■ **What you need to do**:
For the copy, please give all of the data again exactly and leave the pictures out.

■ **Extracted material**:
* Begin *
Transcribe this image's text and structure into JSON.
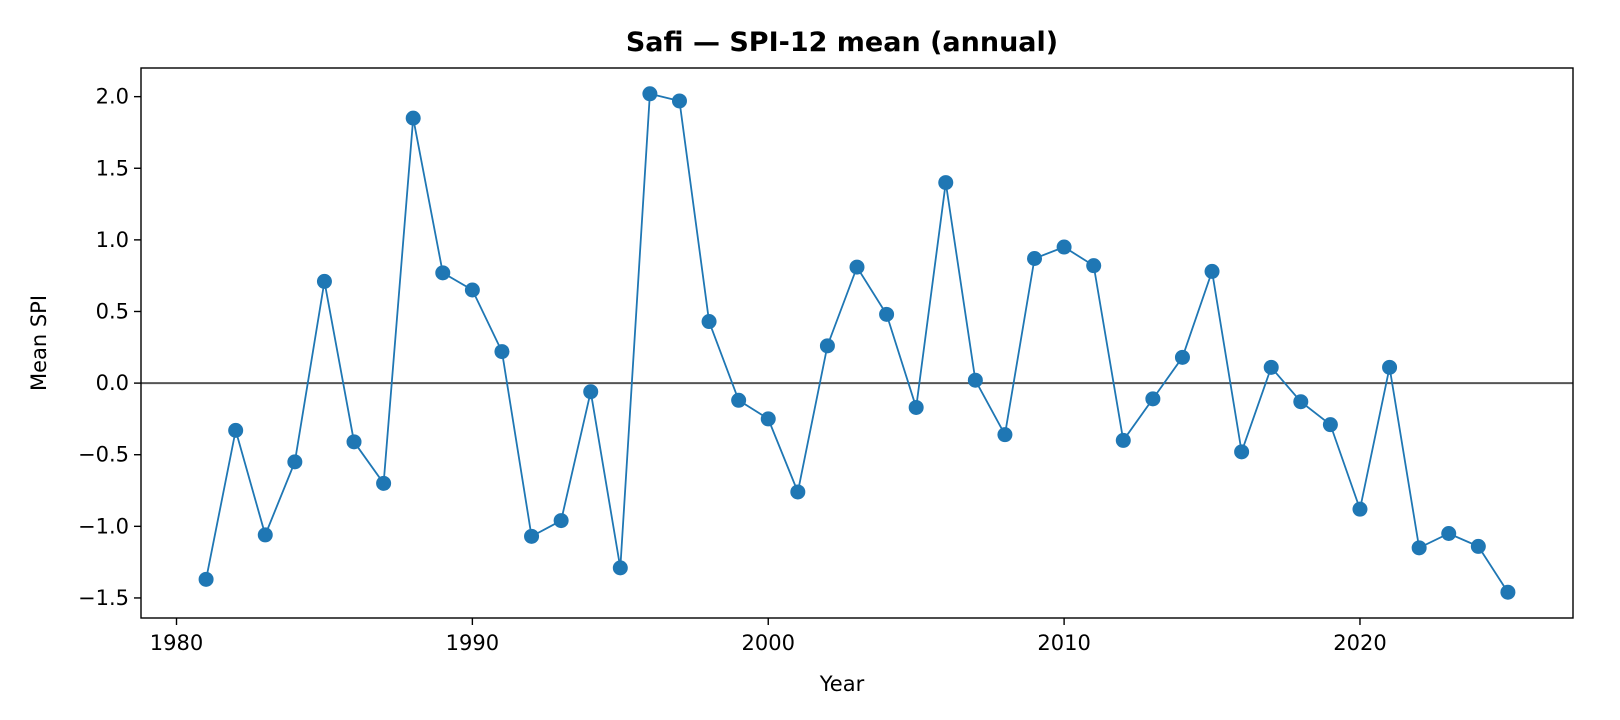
{
  "chart_data": {
    "type": "line",
    "title": "Safi — SPI-12 mean (annual)",
    "xlabel": "Year",
    "ylabel": "Mean SPI",
    "xlim": [
      1978.8,
      2027.2
    ],
    "ylim": [
      -1.64,
      2.2
    ],
    "x_ticks": [
      1980,
      1990,
      2000,
      2010,
      2020
    ],
    "x_tick_labels": [
      "1980",
      "1990",
      "2000",
      "2010",
      "2020"
    ],
    "y_ticks": [
      -1.5,
      -1.0,
      -0.5,
      0.0,
      0.5,
      1.0,
      1.5,
      2.0
    ],
    "y_tick_labels": [
      "−1.5",
      "−1.0",
      "−0.5",
      "0.0",
      "0.5",
      "1.0",
      "1.5",
      "2.0"
    ],
    "reference_line_y": 0.0,
    "grid": false,
    "legend": "none",
    "series_color": "#1f77b4",
    "reference_color": "#555555",
    "x": [
      1981,
      1982,
      1983,
      1984,
      1985,
      1986,
      1987,
      1988,
      1989,
      1990,
      1991,
      1992,
      1993,
      1994,
      1995,
      1996,
      1997,
      1998,
      1999,
      2000,
      2001,
      2002,
      2003,
      2004,
      2005,
      2006,
      2007,
      2008,
      2009,
      2010,
      2011,
      2012,
      2013,
      2014,
      2015,
      2016,
      2017,
      2018,
      2019,
      2020,
      2021,
      2022,
      2023,
      2024,
      2025
    ],
    "values": [
      -1.37,
      -0.33,
      -1.06,
      -0.55,
      0.71,
      -0.41,
      -0.7,
      1.85,
      0.77,
      0.65,
      0.22,
      -1.07,
      -0.96,
      -0.06,
      -1.29,
      2.02,
      1.97,
      0.43,
      -0.12,
      -0.25,
      -0.76,
      0.26,
      0.81,
      0.48,
      -0.17,
      1.4,
      0.02,
      -0.36,
      0.87,
      0.95,
      0.82,
      -0.4,
      -0.11,
      0.18,
      0.78,
      -0.48,
      0.11,
      -0.13,
      -0.29,
      -0.88,
      0.11,
      -1.15,
      -1.05,
      -1.14,
      -1.46
    ]
  }
}
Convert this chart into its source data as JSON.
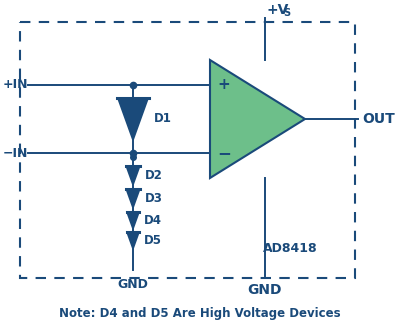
{
  "background_color": "#ffffff",
  "border_color": "#1a4a7a",
  "line_color": "#1a4a7a",
  "diode_fill_color": "#1a4a7a",
  "opamp_fill_color": "#6dbf8a",
  "opamp_border_color": "#1a4a7a",
  "text_color": "#1a4a7a",
  "title": "Note: D4 and D5 Are High Voltage Devices",
  "labels": {
    "plus_in": "+IN",
    "minus_in": "−IN",
    "out": "OUT",
    "vcc": "+V",
    "vcc_s": "S",
    "gnd_bottom": "GND",
    "gnd_diode": "GND",
    "ad8418": "AD8418",
    "d1": "D1",
    "d2": "D2",
    "d3": "D3",
    "d4": "D4",
    "d5": "D5",
    "plus_sign": "+",
    "minus_sign": "−"
  },
  "figsize": [
    4.0,
    3.26
  ],
  "dpi": 100
}
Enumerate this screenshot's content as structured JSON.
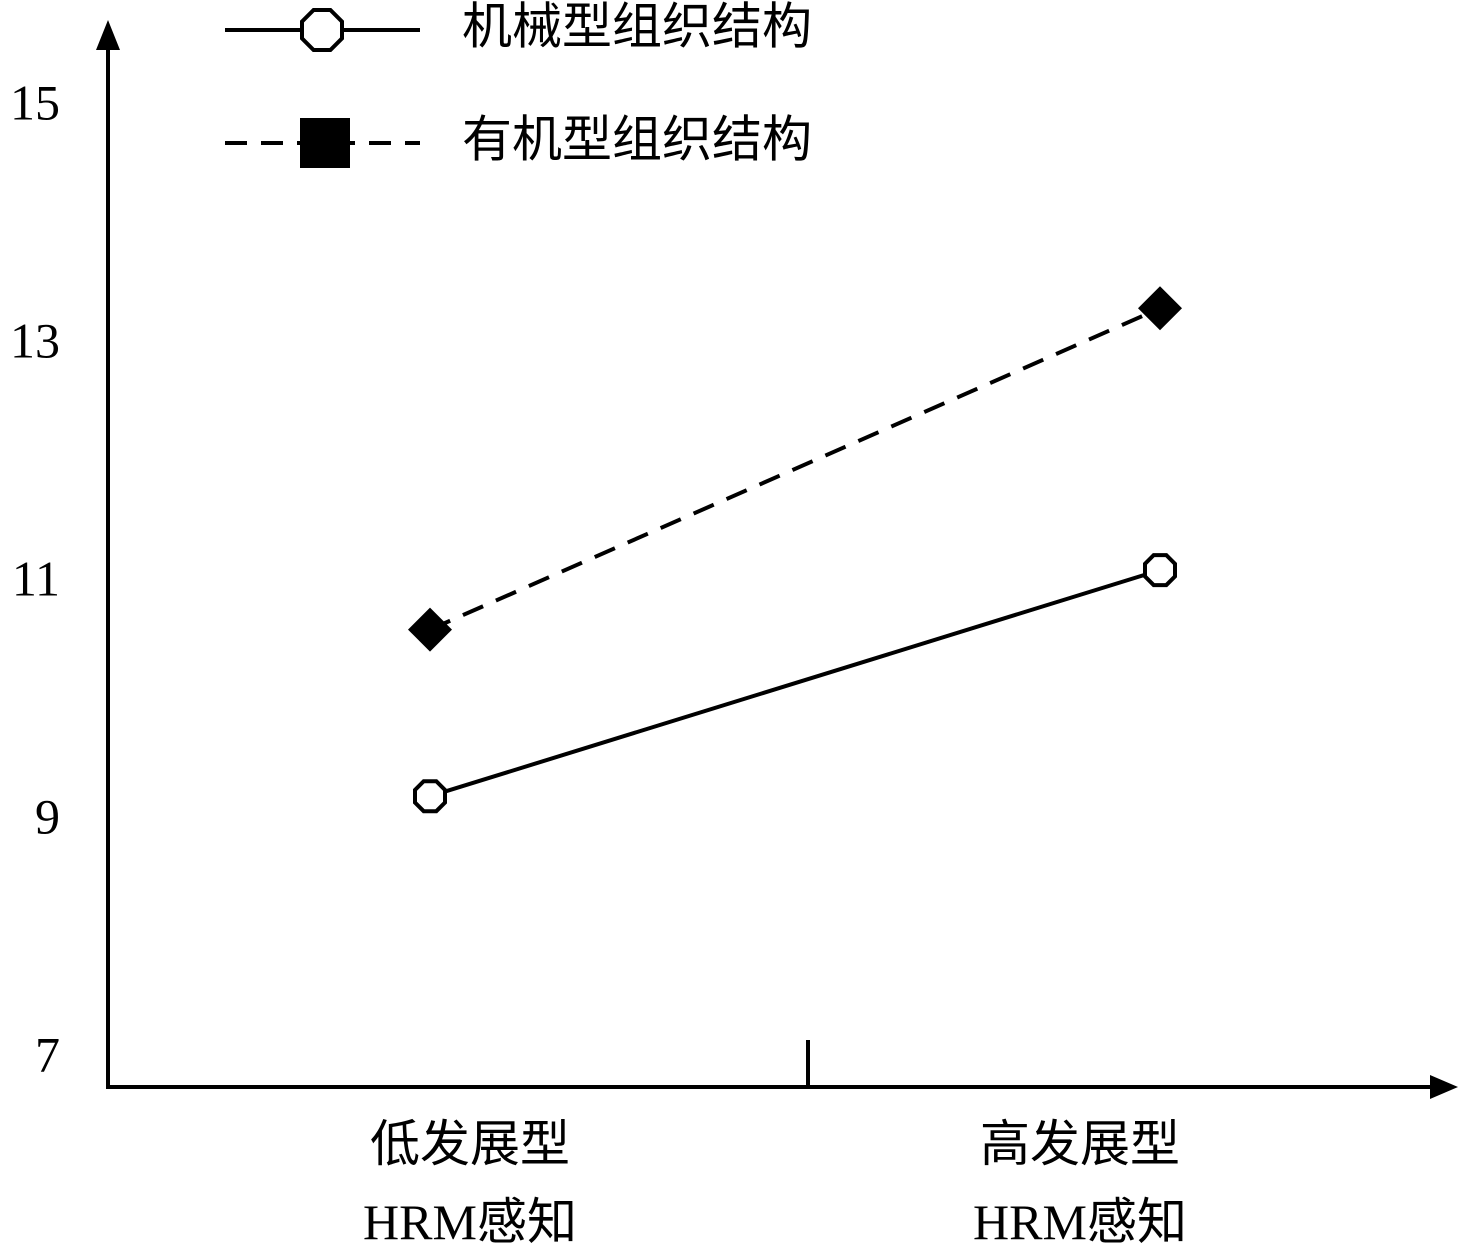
{
  "chart_data": {
    "type": "line",
    "categories": [
      "低发展型\nHRM感知",
      "高发展型\nHRM感知"
    ],
    "series": [
      {
        "name": "机械型组织结构",
        "color": "#000000",
        "dash": "solid",
        "marker": "octagon",
        "values": [
          9.2,
          11.1
        ]
      },
      {
        "name": "有机型组织结构",
        "color": "#000000",
        "dash": "dashed",
        "marker": "square",
        "values": [
          10.6,
          13.3
        ]
      }
    ],
    "ylim": [
      6.75,
      15.65
    ],
    "yticks": [
      7,
      9,
      11,
      13,
      15
    ],
    "legend": "top-left"
  }
}
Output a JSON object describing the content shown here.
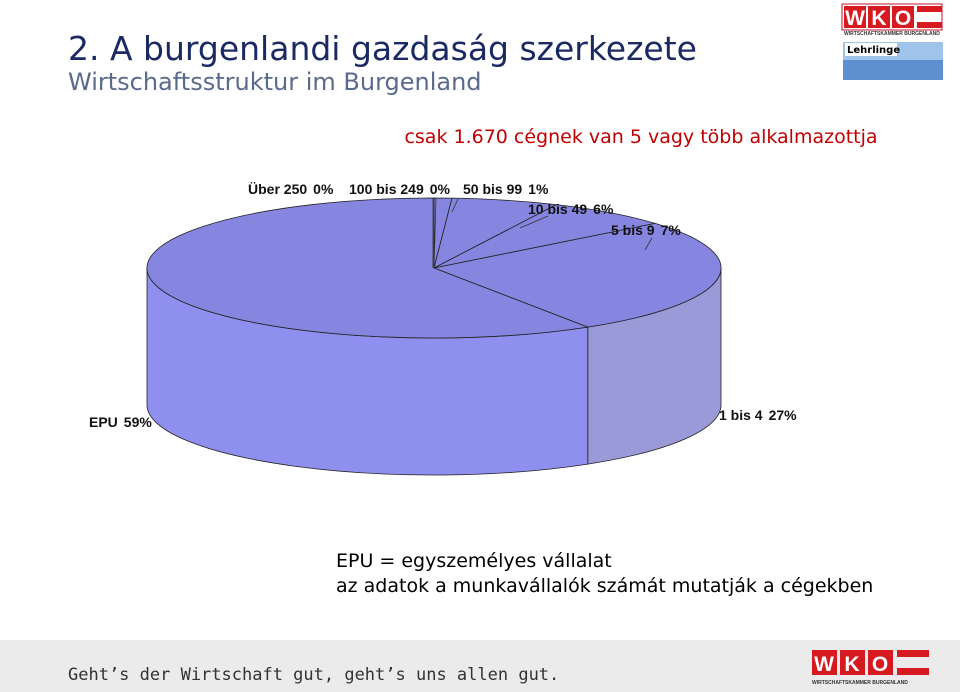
{
  "header": {
    "title": "2. A burgenlandi gazdaság szerkezete",
    "subtitle": "Wirtschaftsstruktur im Burgenland"
  },
  "logo": {
    "letters": [
      "W",
      "K",
      "O"
    ],
    "caption": "WIRTSCHAFTSKAMMER BURGENLAND",
    "badge": "Lehrlinge"
  },
  "chart_data": {
    "type": "pie",
    "title": "csak 1.670 cégnek  van 5 vagy több alkalmazottja",
    "categories": [
      "Über 250",
      "100 bis 249",
      "50 bis 99",
      "10 bis 49",
      "5 bis 9",
      "1 bis 4",
      "EPU"
    ],
    "values": [
      0,
      0,
      1,
      6,
      7,
      27,
      59
    ],
    "value_labels": [
      "0%",
      "0%",
      "1%",
      "6%",
      "7%",
      "27%",
      "59%"
    ],
    "color": "#8686e0"
  },
  "notes": [
    "EPU = egyszemélyes vállalat",
    "az adatok a munkavállalók számát mutatják a cégekben"
  ],
  "footer": {
    "slogan": "Geht’s der Wirtschaft gut, geht’s uns allen gut.",
    "letters": [
      "W",
      "K",
      "O"
    ],
    "caption": "WIRTSCHAFTSKAMMER BURGENLAND"
  }
}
* End *
■ **Task solution**:
Transcribe this image's text and structure into JSON.
{
  "chart_data": {
    "type": "line",
    "title": "Safi — SPI-12 mean (annual)",
    "xlabel": "Year",
    "ylabel": "Mean SPI",
    "xlim": [
      1978.8,
      2027.2
    ],
    "ylim": [
      -1.64,
      2.2
    ],
    "x_ticks": [
      1980,
      1990,
      2000,
      2010,
      2020
    ],
    "x_tick_labels": [
      "1980",
      "1990",
      "2000",
      "2010",
      "2020"
    ],
    "y_ticks": [
      -1.5,
      -1.0,
      -0.5,
      0.0,
      0.5,
      1.0,
      1.5,
      2.0
    ],
    "y_tick_labels": [
      "−1.5",
      "−1.0",
      "−0.5",
      "0.0",
      "0.5",
      "1.0",
      "1.5",
      "2.0"
    ],
    "reference_line_y": 0.0,
    "grid": false,
    "legend": "none",
    "series_color": "#1f77b4",
    "reference_color": "#555555",
    "x": [
      1981,
      1982,
      1983,
      1984,
      1985,
      1986,
      1987,
      1988,
      1989,
      1990,
      1991,
      1992,
      1993,
      1994,
      1995,
      1996,
      1997,
      1998,
      1999,
      2000,
      2001,
      2002,
      2003,
      2004,
      2005,
      2006,
      2007,
      2008,
      2009,
      2010,
      2011,
      2012,
      2013,
      2014,
      2015,
      2016,
      2017,
      2018,
      2019,
      2020,
      2021,
      2022,
      2023,
      2024,
      2025
    ],
    "values": [
      -1.37,
      -0.33,
      -1.06,
      -0.55,
      0.71,
      -0.41,
      -0.7,
      1.85,
      0.77,
      0.65,
      0.22,
      -1.07,
      -0.96,
      -0.06,
      -1.29,
      2.02,
      1.97,
      0.43,
      -0.12,
      -0.25,
      -0.76,
      0.26,
      0.81,
      0.48,
      -0.17,
      1.4,
      0.02,
      -0.36,
      0.87,
      0.95,
      0.82,
      -0.4,
      -0.11,
      0.18,
      0.78,
      -0.48,
      0.11,
      -0.13,
      -0.29,
      -0.88,
      0.11,
      -1.15,
      -1.05,
      -1.14,
      -1.46
    ]
  }
}
Convert this chart into its source data as JSON.
{
  "background_color": "#ffffff",
  "border_color": "#1a4a7a",
  "line_color": "#1a4a7a",
  "diode_fill_color": "#1a4a7a",
  "opamp_fill_color": "#6dbf8a",
  "opamp_border_color": "#1a4a7a",
  "text_color": "#1a4a7a",
  "title": "Note: D4 and D5 Are High Voltage Devices",
  "labels": {
    "plus_in": "+IN",
    "minus_in": "−IN",
    "out": "OUT",
    "vcc": "+V",
    "vcc_s": "S",
    "gnd_bottom": "GND",
    "gnd_diode": "GND",
    "ad8418": "AD8418",
    "d1": "D1",
    "d2": "D2",
    "d3": "D3",
    "d4": "D4",
    "d5": "D5",
    "plus_sign": "+",
    "minus_sign": "−"
  },
  "figsize": [
    4.0,
    3.26
  ],
  "dpi": 100
}
Enumerate this screenshot's content as structured JSON.
{
  "chart_data": {
    "type": "line",
    "categories": [
      "低发展型\nHRM感知",
      "高发展型\nHRM感知"
    ],
    "series": [
      {
        "name": "机械型组织结构",
        "color": "#000000",
        "dash": "solid",
        "marker": "octagon",
        "values": [
          9.2,
          11.1
        ]
      },
      {
        "name": "有机型组织结构",
        "color": "#000000",
        "dash": "dashed",
        "marker": "square",
        "values": [
          10.6,
          13.3
        ]
      }
    ],
    "ylim": [
      6.75,
      15.65
    ],
    "yticks": [
      7,
      9,
      11,
      13,
      15
    ],
    "legend": "top-left"
  }
}
Output a JSON object describing the content shown here.
{
  "header": {
    "title": "2. A burgenlandi gazdaság szerkezete",
    "subtitle": "Wirtschaftsstruktur im Burgenland"
  },
  "logo": {
    "letters": [
      "W",
      "K",
      "O"
    ],
    "caption": "WIRTSCHAFTSKAMMER BURGENLAND",
    "badge": "Lehrlinge"
  },
  "chart_data": {
    "type": "pie",
    "title": "csak 1.670 cégnek  van 5 vagy több alkalmazottja",
    "categories": [
      "Über 250",
      "100 bis 249",
      "50 bis 99",
      "10 bis 49",
      "5 bis 9",
      "1 bis 4",
      "EPU"
    ],
    "values": [
      0,
      0,
      1,
      6,
      7,
      27,
      59
    ],
    "value_labels": [
      "0%",
      "0%",
      "1%",
      "6%",
      "7%",
      "27%",
      "59%"
    ],
    "color": "#8686e0"
  },
  "notes": [
    "EPU = egyszemélyes vállalat",
    "az adatok a munkavállalók számát mutatják a cégekben"
  ],
  "footer": {
    "slogan": "Geht’s der Wirtschaft gut, geht’s uns allen gut.",
    "letters": [
      "W",
      "K",
      "O"
    ],
    "caption": "WIRTSCHAFTSKAMMER BURGENLAND"
  }
}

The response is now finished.